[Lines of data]
"""
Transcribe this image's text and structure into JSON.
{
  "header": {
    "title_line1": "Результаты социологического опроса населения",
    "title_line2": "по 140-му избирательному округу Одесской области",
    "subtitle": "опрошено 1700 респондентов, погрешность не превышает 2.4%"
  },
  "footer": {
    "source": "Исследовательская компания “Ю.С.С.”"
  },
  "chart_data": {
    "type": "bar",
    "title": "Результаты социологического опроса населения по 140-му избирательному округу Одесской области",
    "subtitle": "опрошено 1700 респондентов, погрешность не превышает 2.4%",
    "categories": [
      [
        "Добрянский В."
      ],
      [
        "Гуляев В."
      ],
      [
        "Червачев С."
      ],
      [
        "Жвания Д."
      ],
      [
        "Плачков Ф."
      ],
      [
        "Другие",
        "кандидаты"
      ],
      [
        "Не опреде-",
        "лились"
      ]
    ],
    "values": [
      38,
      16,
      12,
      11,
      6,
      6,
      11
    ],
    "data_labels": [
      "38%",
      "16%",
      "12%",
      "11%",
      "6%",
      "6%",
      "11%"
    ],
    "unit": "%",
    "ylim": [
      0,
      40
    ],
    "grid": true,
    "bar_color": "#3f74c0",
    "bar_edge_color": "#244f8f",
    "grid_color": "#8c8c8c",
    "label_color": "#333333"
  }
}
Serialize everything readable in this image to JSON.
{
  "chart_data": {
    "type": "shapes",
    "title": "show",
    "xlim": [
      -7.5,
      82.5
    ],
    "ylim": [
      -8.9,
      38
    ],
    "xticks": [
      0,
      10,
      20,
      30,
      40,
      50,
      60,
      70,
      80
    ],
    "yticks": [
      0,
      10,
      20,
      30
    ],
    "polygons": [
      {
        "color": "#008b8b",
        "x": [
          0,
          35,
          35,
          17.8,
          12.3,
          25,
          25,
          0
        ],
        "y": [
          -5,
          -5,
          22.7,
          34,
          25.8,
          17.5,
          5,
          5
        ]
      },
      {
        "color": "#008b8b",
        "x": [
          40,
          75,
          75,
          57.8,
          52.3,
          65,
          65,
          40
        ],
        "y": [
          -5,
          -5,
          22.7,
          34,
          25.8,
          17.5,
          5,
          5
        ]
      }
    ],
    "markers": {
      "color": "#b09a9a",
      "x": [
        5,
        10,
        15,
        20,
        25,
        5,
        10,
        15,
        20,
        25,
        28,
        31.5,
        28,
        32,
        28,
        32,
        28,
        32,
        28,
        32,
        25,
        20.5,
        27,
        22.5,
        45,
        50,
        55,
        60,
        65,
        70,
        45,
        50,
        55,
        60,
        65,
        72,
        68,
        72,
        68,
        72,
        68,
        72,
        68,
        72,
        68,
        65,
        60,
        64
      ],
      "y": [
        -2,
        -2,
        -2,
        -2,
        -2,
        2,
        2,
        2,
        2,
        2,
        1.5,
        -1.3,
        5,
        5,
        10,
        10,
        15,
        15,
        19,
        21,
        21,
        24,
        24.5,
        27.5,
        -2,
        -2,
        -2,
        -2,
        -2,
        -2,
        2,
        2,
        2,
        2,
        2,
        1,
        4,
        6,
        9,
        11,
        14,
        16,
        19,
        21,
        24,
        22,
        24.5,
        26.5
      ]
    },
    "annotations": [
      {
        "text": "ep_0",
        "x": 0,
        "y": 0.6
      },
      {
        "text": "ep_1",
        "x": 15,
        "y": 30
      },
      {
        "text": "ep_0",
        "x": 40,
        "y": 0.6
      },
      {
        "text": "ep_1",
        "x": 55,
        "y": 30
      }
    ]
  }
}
"""
• AIM
Identify the lines of the entries containing the string "this". Copy each such line.

• OUTPUT BELOW
Transcribe this image's text and structure into JSON.
Serialize everything readable in this image to JSON.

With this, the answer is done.